**WRITTEN TASK:** Whenever a line below holds the word "Face", copy that line.

**PROVIDED DATA:**
==*==
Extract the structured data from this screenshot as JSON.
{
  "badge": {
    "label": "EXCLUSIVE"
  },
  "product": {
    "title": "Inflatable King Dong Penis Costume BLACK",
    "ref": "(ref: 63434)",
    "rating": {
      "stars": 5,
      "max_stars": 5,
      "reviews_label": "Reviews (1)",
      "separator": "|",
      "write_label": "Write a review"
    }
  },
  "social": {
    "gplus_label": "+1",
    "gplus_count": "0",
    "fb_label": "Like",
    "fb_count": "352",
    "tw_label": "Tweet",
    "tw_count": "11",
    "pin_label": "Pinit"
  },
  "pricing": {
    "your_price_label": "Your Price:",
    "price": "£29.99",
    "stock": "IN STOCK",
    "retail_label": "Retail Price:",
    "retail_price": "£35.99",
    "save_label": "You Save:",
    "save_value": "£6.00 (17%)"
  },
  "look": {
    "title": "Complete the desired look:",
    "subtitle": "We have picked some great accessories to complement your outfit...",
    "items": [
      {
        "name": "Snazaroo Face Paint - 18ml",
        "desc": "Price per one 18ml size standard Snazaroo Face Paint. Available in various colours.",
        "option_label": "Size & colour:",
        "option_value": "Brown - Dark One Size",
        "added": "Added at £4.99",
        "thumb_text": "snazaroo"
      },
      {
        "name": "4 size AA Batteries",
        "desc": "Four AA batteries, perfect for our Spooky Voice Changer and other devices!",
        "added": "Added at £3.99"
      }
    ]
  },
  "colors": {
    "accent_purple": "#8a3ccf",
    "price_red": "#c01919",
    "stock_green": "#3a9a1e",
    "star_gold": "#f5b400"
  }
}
==*==
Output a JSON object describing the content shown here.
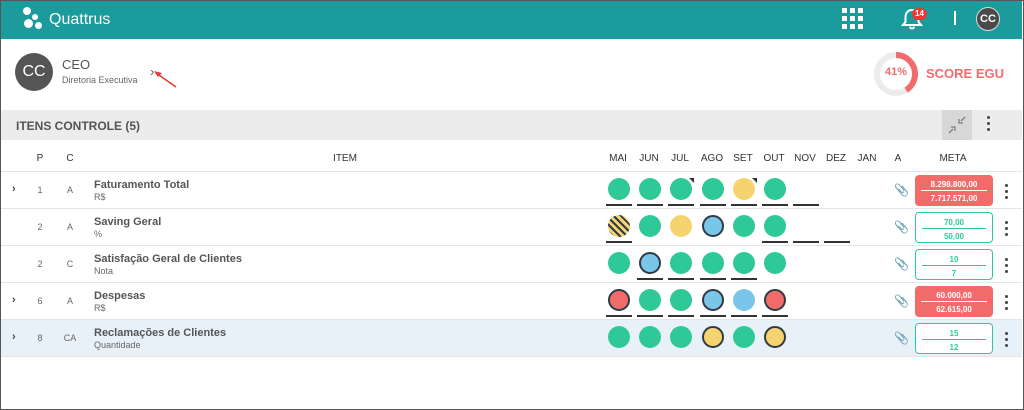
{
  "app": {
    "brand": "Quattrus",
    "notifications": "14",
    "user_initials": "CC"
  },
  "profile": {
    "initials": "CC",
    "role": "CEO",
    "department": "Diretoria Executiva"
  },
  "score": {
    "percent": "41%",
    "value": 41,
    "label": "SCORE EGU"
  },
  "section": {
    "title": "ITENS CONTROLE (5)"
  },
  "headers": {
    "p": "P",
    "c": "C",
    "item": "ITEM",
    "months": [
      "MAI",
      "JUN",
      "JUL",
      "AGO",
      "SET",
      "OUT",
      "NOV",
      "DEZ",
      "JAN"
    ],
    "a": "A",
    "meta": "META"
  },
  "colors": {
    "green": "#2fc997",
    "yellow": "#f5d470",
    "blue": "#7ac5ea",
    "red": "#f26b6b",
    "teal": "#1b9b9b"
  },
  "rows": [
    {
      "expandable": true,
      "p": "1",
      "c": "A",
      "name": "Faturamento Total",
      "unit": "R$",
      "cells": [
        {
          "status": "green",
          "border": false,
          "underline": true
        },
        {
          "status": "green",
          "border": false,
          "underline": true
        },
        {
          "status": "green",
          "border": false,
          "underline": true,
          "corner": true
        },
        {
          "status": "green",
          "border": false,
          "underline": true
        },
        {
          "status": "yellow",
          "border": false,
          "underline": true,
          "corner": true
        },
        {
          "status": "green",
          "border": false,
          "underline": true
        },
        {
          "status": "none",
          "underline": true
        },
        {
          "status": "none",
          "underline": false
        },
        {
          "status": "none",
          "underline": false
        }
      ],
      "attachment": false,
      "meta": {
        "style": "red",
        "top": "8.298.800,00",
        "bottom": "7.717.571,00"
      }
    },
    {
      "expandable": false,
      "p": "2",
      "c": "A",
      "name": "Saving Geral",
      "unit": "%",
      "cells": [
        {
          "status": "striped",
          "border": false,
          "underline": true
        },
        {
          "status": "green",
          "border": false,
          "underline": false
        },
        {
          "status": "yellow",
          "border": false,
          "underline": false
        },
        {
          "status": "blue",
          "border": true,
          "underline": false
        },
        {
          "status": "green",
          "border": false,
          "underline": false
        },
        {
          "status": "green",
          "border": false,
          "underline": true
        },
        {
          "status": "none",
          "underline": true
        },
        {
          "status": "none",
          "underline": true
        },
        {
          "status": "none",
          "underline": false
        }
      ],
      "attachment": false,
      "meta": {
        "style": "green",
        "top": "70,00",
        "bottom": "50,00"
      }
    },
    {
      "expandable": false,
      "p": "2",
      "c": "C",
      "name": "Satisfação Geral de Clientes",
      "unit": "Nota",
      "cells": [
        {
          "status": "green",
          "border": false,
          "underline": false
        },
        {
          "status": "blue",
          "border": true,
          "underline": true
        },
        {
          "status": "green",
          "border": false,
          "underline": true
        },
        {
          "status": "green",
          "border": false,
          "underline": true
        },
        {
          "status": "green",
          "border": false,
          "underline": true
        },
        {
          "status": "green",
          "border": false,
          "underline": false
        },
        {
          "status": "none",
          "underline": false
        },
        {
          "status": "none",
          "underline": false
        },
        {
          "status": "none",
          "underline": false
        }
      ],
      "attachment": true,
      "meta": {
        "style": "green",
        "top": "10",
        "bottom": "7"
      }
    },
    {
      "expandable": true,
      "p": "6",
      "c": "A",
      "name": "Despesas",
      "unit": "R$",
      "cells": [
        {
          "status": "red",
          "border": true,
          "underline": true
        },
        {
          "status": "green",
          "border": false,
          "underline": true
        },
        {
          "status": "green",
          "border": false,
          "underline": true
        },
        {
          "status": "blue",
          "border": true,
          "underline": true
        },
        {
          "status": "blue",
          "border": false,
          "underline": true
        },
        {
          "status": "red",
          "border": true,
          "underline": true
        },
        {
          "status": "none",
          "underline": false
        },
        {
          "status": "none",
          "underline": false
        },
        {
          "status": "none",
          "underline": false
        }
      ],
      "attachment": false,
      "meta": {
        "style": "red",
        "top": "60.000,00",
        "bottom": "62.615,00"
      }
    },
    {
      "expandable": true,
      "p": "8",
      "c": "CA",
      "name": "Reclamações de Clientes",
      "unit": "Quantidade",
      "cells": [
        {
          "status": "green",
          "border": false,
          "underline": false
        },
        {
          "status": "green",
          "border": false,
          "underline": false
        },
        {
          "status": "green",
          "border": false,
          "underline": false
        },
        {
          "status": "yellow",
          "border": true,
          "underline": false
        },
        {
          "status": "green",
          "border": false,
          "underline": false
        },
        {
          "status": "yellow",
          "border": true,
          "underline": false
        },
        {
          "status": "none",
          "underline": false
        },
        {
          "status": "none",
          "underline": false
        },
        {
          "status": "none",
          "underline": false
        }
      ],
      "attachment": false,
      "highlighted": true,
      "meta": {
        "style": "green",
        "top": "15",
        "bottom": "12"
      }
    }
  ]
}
==*==
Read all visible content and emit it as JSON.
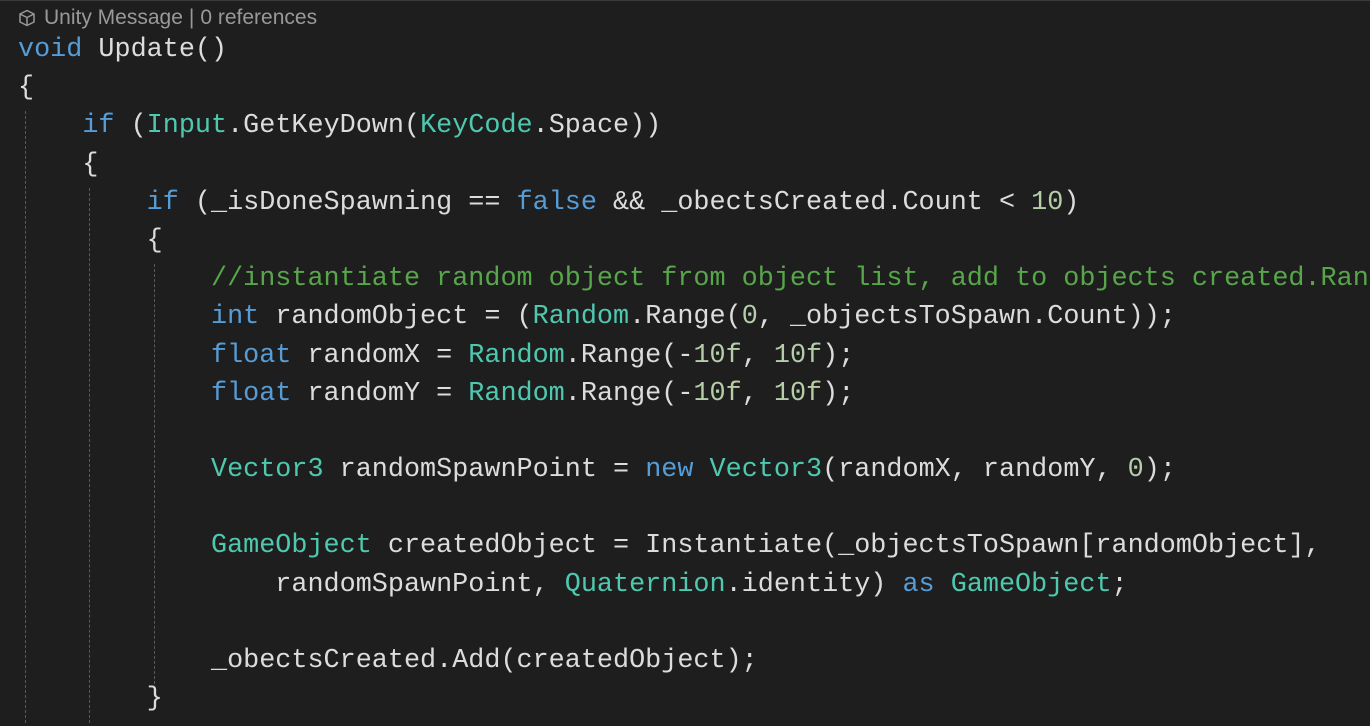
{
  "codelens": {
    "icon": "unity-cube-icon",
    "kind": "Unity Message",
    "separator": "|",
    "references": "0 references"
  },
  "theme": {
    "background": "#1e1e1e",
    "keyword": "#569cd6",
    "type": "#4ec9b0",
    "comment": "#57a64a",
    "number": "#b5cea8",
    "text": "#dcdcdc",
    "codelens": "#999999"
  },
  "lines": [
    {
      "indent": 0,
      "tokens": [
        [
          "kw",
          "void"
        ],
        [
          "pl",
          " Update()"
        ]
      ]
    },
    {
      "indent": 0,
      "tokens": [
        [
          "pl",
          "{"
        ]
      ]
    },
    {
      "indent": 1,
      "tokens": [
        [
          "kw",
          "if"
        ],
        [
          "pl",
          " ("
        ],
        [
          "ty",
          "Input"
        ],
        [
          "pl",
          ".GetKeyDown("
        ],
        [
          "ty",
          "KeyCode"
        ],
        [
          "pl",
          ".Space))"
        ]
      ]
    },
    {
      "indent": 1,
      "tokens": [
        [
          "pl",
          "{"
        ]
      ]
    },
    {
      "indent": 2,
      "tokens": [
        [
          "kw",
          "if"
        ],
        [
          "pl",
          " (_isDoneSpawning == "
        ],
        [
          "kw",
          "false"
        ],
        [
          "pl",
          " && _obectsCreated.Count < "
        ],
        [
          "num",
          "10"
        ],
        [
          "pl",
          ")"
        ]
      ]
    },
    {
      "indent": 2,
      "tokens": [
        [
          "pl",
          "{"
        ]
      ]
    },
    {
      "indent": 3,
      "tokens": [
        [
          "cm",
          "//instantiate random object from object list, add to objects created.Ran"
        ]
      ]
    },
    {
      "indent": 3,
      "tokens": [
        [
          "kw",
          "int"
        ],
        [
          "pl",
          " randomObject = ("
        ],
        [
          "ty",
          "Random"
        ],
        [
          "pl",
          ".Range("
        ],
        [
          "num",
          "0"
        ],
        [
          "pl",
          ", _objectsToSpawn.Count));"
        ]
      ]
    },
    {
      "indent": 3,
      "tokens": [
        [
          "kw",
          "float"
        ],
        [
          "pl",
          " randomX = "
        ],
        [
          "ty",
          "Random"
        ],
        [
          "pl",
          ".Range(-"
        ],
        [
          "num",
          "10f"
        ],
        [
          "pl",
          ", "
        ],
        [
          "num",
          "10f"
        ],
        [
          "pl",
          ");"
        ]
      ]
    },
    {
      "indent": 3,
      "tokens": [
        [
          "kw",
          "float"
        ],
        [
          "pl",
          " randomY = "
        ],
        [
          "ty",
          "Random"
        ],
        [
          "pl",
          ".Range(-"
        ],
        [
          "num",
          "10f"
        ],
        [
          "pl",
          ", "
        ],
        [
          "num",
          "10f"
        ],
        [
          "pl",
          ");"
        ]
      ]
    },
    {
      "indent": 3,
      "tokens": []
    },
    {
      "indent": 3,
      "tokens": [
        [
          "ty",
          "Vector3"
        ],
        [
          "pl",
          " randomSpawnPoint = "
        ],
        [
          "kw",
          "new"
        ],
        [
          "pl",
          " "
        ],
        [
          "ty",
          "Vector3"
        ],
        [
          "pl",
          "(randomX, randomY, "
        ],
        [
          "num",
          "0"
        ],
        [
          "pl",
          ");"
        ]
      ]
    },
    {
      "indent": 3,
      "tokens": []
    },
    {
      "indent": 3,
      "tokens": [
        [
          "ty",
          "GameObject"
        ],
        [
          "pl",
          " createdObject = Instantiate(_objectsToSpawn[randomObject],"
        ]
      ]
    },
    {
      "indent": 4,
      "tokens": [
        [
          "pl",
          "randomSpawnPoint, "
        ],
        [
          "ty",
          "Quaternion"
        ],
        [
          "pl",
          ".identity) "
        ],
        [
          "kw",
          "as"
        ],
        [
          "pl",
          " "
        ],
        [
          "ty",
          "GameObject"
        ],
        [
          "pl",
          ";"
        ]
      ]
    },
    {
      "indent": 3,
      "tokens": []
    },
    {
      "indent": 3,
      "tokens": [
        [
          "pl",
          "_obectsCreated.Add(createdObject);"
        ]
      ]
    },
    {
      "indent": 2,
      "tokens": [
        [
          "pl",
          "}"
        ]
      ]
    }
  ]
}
==*==
**ANSWER:**
        "name": "Snazaroo Face Paint - 18ml",
        "desc": "Price per one 18ml size standard Snazaroo Face Paint. Available in various colours.",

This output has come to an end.